Dataset entries:
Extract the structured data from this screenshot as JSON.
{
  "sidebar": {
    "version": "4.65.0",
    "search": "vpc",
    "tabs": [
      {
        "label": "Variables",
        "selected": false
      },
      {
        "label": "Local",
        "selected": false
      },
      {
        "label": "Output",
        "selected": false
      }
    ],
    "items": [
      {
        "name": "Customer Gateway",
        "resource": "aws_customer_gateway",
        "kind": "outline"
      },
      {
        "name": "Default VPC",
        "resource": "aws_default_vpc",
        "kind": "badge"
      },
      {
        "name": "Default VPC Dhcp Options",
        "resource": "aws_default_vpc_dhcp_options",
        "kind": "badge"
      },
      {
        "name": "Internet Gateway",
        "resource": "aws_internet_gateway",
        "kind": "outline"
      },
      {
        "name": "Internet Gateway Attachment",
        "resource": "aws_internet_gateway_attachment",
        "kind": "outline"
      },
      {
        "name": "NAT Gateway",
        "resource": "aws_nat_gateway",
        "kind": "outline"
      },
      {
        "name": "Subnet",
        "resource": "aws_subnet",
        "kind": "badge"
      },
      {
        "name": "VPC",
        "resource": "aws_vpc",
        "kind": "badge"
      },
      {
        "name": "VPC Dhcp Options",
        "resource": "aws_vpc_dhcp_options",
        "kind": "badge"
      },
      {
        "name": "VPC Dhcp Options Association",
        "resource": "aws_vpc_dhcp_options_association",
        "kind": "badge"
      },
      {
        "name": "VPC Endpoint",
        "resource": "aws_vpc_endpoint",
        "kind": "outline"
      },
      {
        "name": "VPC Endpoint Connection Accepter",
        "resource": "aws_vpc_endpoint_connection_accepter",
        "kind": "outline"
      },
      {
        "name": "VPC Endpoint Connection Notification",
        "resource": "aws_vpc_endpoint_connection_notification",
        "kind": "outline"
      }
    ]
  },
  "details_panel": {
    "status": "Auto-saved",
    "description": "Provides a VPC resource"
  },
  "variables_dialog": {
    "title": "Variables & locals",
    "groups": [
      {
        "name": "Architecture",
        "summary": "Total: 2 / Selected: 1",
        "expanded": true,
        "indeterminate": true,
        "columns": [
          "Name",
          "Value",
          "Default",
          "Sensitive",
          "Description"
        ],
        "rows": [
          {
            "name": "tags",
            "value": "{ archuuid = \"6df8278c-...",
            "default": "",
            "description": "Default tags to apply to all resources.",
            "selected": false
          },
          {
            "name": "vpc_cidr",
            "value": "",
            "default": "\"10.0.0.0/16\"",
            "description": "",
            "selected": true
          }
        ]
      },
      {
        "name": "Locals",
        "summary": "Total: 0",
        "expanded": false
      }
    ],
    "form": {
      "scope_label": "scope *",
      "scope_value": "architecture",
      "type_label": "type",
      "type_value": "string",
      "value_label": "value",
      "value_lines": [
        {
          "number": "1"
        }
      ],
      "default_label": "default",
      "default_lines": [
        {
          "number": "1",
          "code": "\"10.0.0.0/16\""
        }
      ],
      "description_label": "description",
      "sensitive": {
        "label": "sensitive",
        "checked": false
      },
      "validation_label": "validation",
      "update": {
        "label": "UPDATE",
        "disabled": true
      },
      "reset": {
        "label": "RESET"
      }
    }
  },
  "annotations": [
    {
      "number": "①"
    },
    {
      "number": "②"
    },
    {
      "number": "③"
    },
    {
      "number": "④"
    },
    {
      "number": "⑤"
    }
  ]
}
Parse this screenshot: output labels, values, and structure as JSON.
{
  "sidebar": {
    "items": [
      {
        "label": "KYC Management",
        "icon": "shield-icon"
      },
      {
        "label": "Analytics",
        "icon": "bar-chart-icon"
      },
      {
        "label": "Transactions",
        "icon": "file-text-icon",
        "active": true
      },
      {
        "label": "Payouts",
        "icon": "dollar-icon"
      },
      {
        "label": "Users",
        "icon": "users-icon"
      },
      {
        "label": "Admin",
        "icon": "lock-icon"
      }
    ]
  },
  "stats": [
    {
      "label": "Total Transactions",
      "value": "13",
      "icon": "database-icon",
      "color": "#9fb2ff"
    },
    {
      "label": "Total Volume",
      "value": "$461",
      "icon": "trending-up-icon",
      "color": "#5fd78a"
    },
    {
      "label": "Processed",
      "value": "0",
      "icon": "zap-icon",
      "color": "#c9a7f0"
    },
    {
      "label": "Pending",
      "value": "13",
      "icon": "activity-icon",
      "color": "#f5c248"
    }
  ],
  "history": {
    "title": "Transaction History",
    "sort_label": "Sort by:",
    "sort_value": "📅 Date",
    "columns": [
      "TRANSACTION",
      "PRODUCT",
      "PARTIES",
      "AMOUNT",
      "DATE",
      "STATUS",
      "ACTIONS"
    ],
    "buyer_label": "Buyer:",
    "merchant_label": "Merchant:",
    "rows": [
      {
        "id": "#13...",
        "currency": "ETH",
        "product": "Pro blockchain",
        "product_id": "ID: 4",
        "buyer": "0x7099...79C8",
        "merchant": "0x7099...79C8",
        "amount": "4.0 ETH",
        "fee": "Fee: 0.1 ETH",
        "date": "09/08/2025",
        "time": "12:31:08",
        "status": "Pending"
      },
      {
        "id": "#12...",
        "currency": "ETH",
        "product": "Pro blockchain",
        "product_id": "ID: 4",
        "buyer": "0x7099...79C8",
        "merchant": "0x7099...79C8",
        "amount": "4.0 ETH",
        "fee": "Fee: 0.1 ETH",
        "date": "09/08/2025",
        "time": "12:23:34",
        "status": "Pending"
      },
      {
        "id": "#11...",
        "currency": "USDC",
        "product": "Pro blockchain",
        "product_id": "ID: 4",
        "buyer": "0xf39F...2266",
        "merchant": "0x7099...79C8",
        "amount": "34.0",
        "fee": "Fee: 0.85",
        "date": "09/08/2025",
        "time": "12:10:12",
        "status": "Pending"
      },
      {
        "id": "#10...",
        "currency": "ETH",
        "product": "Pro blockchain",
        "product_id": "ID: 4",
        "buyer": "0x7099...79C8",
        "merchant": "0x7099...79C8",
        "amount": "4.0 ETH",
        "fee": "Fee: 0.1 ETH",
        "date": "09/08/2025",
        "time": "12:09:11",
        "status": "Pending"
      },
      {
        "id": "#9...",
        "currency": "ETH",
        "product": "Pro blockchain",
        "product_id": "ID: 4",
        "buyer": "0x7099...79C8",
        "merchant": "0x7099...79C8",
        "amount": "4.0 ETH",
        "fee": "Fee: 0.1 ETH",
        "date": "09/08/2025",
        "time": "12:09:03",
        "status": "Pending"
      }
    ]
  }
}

- _WHAT YOU SHOULD DO_:
Return every line exactly.

- _THE SOLUTION_:
Extract the structured data from this screenshot as JSON.
{
  "sidebar": {
    "version": "4.65.0",
    "search": "vpc",
    "tabs": [
      {
        "label": "Variables",
        "selected": false
      },
      {
        "label": "Local",
        "selected": false
      },
      {
        "label": "Output",
        "selected": false
      }
    ],
    "items": [
      {
        "name": "Customer Gateway",
        "resource": "aws_customer_gateway",
        "kind": "outline"
      },
      {
        "name": "Default VPC",
        "resource": "aws_default_vpc",
        "kind": "badge"
      },
      {
        "name": "Default VPC Dhcp Options",
        "resource": "aws_default_vpc_dhcp_options",
        "kind": "badge"
      },
      {
        "name": "Internet Gateway",
        "resource": "aws_internet_gateway",
        "kind": "outline"
      },
      {
        "name": "Internet Gateway Attachment",
        "resource": "aws_internet_gateway_attachment",
        "kind": "outline"
      },
      {
        "name": "NAT Gateway",
        "resource": "aws_nat_gateway",
        "kind": "outline"
      },
      {
        "name": "Subnet",
        "resource": "aws_subnet",
        "kind": "badge"
      },
      {
        "name": "VPC",
        "resource": "aws_vpc",
        "kind": "badge"
      },
      {
        "name": "VPC Dhcp Options",
        "resource": "aws_vpc_dhcp_options",
        "kind": "badge"
      },
      {
        "name": "VPC Dhcp Options Association",
        "resource": "aws_vpc_dhcp_options_association",
        "kind": "badge"
      },
      {
        "name": "VPC Endpoint",
        "resource": "aws_vpc_endpoint",
        "kind": "outline"
      },
      {
        "name": "VPC Endpoint Connection Accepter",
        "resource": "aws_vpc_endpoint_connection_accepter",
        "kind": "outline"
      },
      {
        "name": "VPC Endpoint Connection Notification",
        "resource": "aws_vpc_endpoint_connection_notification",
        "kind": "outline"
      }
    ]
  },
  "details_panel": {
    "status": "Auto-saved",
    "description": "Provides a VPC resource"
  },
  "variables_dialog": {
    "title": "Variables & locals",
    "groups": [
      {
        "name": "Architecture",
        "summary": "Total: 2 / Selected: 1",
        "expanded": true,
        "indeterminate": true,
        "columns": [
          "Name",
          "Value",
          "Default",
          "Sensitive",
          "Description"
        ],
        "rows": [
          {
            "name": "tags",
            "value": "{ archuuid = \"6df8278c-...",
            "default": "",
            "description": "Default tags to apply to all resources.",
            "selected": false
          },
          {
            "name": "vpc_cidr",
            "value": "",
            "default": "\"10.0.0.0/16\"",
            "description": "",
            "selected": true
          }
        ]
      },
      {
        "name": "Locals",
        "summary": "Total: 0",
        "expanded": false
      }
    ],
    "form": {
      "scope_label": "scope *",
      "scope_value": "architecture",
      "type_label": "type",
      "type_value": "string",
      "value_label": "value",
      "value_lines": [
        {
          "number": "1"
        }
      ],
      "default_label": "default",
      "default_lines": [
        {
          "number": "1",
          "code": "\"10.0.0.0/16\""
        }
      ],
      "description_label": "description",
      "sensitive": {
        "label": "sensitive",
        "checked": false
      },
      "validation_label": "validation",
      "update": {
        "label": "UPDATE",
        "disabled": true
      },
      "reset": {
        "label": "RESET"
      }
    }
  },
  "annotations": [
    {
      "number": "①"
    },
    {
      "number": "②"
    },
    {
      "number": "③"
    },
    {
      "number": "④"
    },
    {
      "number": "⑤"
    }
  ]
}
Parse this screenshot: output labels, values, and structure as JSON.
{
  "sidebar": {
    "items": [
      {
        "label": "KYC Management",
        "icon": "shield-icon"
      },
      {
        "label": "Analytics",
        "icon": "bar-chart-icon"
      },
      {
        "label": "Transactions",
        "icon": "file-text-icon",
        "active": true
      },
      {
        "label": "Payouts",
        "icon": "dollar-icon"
      },
      {
        "label": "Users",
        "icon": "users-icon"
      },
      {
        "label": "Admin",
        "icon": "lock-icon"
      }
    ]
  },
  "stats": [
    {
      "label": "Total Transactions",
      "value": "13",
      "icon": "database-icon",
      "color": "#9fb2ff"
    },
    {
      "label": "Total Volume",
      "value": "$461",
      "icon": "trending-up-icon",
      "color": "#5fd78a"
    },
    {
      "label": "Processed",
      "value": "0",
      "icon": "zap-icon",
      "color": "#c9a7f0"
    },
    {
      "label": "Pending",
      "value": "13",
      "icon": "activity-icon",
      "color": "#f5c248"
    }
  ],
  "history": {
    "title": "Transaction History",
    "sort_label": "Sort by:",
    "sort_value": "📅 Date",
    "columns": [
      "TRANSACTION",
      "PRODUCT",
      "PARTIES",
      "AMOUNT",
      "DATE",
      "STATUS",
      "ACTIONS"
    ],
    "buyer_label": "Buyer:",
    "merchant_label": "Merchant:",
    "rows": [
      {
        "id": "#13...",
        "currency": "ETH",
        "product": "Pro blockchain",
        "product_id": "ID: 4",
        "buyer": "0x7099...79C8",
        "merchant": "0x7099...79C8",
        "amount": "4.0 ETH",
        "fee": "Fee: 0.1 ETH",
        "date": "09/08/2025",
        "time": "12:31:08",
        "status": "Pending"
      },
      {
        "id": "#12...",
        "currency": "ETH",
        "product": "Pro blockchain",
        "product_id": "ID: 4",
        "buyer": "0x7099...79C8",
        "merchant": "0x7099...79C8",
        "amount": "4.0 ETH",
        "fee": "Fee: 0.1 ETH",
        "date": "09/08/2025",
        "time": "12:23:34",
        "status": "Pending"
      },
      {
        "id": "#11...",
        "currency": "USDC",
        "product": "Pro blockchain",
        "product_id": "ID: 4",
        "buyer": "0xf39F...2266",
        "merchant": "0x7099...79C8",
        "amount": "34.0",
        "fee": "Fee: 0.85",
        "date": "09/08/2025",
        "time": "12:10:12",
        "status": "Pending"
      },
      {
        "id": "#10...",
        "currency": "ETH",
        "product": "Pro blockchain",
        "product_id": "ID: 4",
        "buyer": "0x7099...79C8",
        "merchant": "0x7099...79C8",
        "amount": "4.0 ETH",
        "fee": "Fee: 0.1 ETH",
        "date": "09/08/2025",
        "time": "12:09:11",
        "status": "Pending"
      },
      {
        "id": "#9...",
        "currency": "ETH",
        "product": "Pro blockchain",
        "product_id": "ID: 4",
        "buyer": "0x7099...79C8",
        "merchant": "0x7099...79C8",
        "amount": "4.0 ETH",
        "fee": "Fee: 0.1 ETH",
        "date": "09/08/2025",
        "time": "12:09:03",
        "status": "Pending"
      }
    ]
  }
}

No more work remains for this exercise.